DATASET ENTRIES Block Start

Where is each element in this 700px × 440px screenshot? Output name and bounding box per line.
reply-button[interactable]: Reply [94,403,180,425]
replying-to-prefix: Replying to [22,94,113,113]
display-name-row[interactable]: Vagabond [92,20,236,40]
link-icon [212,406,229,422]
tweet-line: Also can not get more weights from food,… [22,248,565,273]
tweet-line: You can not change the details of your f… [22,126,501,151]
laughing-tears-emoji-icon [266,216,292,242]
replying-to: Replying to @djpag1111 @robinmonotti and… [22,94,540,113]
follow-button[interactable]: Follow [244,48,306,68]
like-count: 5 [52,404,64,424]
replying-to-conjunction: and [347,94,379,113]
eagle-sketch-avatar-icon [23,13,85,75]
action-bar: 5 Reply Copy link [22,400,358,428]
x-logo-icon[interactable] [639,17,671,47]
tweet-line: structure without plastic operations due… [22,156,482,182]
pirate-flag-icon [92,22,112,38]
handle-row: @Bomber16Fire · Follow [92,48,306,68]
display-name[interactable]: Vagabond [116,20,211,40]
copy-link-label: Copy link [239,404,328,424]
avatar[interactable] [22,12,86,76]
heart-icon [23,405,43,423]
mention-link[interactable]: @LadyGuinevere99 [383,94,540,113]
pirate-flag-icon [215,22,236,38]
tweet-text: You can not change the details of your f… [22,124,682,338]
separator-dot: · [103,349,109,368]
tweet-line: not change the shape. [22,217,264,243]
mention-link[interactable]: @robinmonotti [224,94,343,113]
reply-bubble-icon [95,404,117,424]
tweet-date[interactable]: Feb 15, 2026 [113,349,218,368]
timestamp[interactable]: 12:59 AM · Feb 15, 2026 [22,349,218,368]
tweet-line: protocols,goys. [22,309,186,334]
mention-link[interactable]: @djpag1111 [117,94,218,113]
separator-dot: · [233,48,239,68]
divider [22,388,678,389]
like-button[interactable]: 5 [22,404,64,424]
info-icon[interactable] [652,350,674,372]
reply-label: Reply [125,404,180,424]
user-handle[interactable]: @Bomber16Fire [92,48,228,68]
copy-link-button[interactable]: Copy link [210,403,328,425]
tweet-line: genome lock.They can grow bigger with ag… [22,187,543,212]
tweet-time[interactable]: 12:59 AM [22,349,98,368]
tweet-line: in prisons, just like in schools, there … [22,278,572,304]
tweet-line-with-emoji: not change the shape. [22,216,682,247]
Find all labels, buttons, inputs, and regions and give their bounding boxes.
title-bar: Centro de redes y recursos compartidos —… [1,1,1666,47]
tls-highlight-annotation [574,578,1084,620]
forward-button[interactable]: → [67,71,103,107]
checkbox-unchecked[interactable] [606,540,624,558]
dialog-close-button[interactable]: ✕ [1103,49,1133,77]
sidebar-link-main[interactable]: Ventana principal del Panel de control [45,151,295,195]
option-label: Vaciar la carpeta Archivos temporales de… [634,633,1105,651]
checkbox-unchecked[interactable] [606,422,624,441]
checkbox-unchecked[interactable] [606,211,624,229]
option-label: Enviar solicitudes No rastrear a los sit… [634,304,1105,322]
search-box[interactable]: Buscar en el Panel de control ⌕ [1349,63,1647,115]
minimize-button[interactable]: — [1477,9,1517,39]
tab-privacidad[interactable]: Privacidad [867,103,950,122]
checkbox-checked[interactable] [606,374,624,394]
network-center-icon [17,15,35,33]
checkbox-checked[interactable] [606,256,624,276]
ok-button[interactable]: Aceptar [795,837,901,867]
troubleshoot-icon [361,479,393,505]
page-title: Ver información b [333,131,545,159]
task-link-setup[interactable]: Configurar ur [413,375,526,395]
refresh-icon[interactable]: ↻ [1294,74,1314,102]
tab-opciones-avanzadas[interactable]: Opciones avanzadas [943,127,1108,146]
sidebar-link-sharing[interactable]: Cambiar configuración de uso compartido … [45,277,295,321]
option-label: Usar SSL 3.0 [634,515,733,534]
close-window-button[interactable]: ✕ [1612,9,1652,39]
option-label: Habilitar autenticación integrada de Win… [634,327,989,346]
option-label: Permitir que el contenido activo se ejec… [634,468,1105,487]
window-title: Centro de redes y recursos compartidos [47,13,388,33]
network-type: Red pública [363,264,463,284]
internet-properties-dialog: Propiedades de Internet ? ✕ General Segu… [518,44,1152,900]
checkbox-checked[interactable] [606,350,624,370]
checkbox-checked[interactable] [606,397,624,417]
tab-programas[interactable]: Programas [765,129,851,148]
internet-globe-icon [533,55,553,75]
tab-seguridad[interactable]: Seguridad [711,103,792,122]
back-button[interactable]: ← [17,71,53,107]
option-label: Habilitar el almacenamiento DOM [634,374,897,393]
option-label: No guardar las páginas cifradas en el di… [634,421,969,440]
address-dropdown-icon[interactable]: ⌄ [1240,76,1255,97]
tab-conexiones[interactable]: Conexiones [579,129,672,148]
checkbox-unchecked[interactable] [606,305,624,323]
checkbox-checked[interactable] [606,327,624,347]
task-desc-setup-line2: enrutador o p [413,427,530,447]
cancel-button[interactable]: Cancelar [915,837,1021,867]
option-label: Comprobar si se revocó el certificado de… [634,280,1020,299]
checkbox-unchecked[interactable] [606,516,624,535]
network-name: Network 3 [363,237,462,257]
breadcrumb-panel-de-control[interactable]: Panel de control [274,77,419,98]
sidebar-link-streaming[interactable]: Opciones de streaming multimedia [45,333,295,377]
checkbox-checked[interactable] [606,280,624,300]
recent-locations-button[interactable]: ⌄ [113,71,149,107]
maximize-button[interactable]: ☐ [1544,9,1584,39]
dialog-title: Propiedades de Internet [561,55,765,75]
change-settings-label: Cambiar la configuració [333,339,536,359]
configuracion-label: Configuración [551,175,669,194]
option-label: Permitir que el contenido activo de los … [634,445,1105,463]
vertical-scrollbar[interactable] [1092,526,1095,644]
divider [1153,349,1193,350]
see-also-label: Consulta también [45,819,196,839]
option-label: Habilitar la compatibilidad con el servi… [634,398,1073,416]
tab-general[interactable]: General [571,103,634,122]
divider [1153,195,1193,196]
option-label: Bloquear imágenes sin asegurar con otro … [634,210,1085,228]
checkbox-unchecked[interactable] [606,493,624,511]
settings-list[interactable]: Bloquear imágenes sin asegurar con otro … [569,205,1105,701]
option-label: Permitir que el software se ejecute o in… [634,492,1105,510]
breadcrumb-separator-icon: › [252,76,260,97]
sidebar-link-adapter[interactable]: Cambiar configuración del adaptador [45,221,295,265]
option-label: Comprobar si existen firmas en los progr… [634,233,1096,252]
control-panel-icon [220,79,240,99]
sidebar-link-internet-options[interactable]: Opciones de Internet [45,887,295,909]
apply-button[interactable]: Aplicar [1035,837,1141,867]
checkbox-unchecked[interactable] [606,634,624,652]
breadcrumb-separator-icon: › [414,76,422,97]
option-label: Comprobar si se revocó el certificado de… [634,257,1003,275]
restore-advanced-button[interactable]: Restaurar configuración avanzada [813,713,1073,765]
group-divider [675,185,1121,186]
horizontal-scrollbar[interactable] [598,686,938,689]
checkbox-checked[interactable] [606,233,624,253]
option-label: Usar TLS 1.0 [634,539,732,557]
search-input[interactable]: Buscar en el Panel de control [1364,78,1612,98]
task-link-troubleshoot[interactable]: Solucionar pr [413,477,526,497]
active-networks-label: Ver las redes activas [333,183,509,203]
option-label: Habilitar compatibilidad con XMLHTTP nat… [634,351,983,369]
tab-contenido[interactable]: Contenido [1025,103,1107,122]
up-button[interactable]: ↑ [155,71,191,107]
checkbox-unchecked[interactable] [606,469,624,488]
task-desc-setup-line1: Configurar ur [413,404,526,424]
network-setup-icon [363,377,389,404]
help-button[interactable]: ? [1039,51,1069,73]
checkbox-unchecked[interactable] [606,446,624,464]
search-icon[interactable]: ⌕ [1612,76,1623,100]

DATASET ENTRIES Block End

→ AIM OF THE TASK:
Only lines with the word "Cambiar" are wanted; pull each of them from the records.

→ RESULT OF THIS TASK:
sidebar-link-sharing[interactable]: Cambiar configuración de uso compartido … [45,277,295,321]
change-settings-label: Cambiar la configuració [333,339,536,359]
sidebar-link-adapter[interactable]: Cambiar configuración del adaptador [45,221,295,265]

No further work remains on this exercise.